Stated exercise:
Your answer should be a single number: the count of lines holding the word "воздушной".
# Start of The data
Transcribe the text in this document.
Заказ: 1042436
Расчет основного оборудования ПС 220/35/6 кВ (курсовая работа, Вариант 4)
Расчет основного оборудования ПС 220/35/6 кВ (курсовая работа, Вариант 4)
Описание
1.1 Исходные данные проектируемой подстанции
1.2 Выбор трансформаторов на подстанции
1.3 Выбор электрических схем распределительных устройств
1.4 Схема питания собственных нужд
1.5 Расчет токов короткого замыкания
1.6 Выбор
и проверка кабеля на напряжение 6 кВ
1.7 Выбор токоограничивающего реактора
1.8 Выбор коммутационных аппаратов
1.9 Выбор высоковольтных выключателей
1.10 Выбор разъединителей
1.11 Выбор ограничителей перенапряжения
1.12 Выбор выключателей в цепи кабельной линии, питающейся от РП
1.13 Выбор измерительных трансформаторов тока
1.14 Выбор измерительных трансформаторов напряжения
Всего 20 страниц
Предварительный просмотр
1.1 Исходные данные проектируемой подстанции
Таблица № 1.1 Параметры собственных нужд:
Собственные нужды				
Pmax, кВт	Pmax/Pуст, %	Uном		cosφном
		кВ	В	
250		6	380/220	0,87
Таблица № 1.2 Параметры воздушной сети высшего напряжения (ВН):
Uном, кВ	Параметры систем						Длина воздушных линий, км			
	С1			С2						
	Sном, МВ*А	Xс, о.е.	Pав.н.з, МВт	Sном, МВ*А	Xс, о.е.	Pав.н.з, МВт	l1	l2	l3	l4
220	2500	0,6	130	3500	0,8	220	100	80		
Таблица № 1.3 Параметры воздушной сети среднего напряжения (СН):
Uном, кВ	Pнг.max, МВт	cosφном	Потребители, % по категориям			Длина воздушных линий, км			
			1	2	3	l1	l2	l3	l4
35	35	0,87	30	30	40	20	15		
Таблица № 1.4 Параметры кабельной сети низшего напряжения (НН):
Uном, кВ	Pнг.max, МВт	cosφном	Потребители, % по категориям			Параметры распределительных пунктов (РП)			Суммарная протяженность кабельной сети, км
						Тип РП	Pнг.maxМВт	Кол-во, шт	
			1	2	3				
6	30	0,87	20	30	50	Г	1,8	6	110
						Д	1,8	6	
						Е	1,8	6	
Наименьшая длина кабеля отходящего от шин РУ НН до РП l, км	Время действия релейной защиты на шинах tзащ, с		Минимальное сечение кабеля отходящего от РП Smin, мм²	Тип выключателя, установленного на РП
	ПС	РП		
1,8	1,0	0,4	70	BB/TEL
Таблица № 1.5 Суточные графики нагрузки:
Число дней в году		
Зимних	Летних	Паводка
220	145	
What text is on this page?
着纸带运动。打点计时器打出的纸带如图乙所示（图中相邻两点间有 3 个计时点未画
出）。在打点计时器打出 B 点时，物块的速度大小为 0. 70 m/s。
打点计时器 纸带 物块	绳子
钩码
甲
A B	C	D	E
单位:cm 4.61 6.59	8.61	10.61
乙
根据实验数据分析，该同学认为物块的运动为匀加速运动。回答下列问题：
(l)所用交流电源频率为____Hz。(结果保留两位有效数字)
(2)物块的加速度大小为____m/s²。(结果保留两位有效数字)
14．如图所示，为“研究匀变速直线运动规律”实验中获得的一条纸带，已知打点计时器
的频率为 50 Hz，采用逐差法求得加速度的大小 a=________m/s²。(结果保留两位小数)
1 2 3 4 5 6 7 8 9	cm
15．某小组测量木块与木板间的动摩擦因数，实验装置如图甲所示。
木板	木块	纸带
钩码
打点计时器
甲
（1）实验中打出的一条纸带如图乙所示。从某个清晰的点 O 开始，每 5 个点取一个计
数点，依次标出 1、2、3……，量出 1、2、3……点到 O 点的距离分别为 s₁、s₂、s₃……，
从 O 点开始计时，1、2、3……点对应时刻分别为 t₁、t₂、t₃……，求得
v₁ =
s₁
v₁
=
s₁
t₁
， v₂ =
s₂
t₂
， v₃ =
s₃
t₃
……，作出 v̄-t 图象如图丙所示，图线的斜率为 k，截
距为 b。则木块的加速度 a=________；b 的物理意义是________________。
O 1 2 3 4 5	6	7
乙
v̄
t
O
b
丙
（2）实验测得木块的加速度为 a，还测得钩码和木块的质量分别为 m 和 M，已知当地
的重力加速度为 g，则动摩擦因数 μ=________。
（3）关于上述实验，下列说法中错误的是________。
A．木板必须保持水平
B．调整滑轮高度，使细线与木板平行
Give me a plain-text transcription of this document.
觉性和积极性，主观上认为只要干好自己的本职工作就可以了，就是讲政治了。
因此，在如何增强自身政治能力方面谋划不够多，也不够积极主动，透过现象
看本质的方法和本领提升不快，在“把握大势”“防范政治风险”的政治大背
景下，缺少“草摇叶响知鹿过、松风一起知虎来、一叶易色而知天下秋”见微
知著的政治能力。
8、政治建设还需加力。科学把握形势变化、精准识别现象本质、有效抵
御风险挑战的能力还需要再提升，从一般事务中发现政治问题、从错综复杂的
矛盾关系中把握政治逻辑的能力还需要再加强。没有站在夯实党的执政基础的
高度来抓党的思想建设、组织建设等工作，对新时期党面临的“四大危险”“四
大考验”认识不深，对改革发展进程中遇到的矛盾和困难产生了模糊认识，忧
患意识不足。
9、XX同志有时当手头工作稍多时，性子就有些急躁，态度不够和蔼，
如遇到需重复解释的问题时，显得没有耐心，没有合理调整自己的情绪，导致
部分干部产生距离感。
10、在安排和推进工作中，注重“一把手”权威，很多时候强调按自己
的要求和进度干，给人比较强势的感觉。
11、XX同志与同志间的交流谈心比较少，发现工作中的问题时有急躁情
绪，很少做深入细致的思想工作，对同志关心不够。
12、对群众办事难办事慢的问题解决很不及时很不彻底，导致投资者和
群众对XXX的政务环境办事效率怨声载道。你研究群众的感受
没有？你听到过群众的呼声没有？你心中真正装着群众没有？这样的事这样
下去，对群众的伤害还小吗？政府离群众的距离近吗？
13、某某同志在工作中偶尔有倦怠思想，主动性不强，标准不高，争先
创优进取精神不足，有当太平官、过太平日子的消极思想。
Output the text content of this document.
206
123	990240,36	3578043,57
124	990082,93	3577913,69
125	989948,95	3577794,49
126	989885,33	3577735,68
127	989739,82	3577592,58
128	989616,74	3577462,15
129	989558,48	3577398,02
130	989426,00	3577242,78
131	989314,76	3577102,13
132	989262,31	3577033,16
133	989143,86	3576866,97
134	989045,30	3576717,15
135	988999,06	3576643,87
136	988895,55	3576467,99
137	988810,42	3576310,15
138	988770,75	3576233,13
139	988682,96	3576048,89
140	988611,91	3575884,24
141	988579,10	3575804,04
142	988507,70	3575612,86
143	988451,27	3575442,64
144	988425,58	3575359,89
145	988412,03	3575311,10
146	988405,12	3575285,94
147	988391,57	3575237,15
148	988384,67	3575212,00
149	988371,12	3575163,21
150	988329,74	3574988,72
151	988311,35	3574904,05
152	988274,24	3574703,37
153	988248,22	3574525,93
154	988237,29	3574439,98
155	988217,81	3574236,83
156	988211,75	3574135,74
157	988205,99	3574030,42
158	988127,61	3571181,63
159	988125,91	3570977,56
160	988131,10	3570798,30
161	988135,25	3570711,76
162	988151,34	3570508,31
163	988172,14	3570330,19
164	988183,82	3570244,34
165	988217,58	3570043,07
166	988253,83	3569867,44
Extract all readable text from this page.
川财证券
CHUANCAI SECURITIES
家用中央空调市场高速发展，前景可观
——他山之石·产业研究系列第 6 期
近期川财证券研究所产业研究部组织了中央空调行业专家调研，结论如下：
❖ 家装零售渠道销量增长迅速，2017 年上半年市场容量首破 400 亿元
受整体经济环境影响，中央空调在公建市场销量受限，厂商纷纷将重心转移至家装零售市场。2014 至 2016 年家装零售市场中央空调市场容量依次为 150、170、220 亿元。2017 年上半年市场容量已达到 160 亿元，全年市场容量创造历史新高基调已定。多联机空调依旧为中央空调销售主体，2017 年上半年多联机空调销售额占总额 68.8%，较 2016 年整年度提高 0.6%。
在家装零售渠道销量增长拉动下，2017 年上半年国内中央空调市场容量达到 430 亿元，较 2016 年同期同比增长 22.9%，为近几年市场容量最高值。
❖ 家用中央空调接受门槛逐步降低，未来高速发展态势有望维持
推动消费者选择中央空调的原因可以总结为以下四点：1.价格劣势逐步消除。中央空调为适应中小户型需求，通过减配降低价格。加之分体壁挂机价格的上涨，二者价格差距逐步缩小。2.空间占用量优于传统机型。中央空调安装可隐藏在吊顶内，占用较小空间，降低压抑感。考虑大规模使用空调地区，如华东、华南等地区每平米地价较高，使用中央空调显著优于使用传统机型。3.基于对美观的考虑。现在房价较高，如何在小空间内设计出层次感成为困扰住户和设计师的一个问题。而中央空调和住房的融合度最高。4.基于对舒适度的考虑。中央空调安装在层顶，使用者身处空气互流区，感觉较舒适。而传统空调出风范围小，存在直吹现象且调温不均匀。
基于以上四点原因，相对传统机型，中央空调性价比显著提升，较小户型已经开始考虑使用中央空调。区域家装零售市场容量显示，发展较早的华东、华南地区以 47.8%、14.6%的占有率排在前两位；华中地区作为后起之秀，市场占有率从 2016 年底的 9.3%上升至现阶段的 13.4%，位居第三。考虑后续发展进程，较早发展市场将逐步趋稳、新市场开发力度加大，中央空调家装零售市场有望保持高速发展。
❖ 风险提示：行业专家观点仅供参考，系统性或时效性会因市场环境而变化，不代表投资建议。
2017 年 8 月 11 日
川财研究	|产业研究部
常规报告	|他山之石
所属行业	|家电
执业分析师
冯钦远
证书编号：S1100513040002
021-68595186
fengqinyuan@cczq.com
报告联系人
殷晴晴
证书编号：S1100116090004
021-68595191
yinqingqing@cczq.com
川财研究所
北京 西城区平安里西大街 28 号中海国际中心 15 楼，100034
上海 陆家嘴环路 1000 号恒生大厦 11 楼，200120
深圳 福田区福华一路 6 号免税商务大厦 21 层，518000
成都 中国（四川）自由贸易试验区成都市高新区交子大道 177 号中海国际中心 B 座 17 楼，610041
# End of The data
The result:
2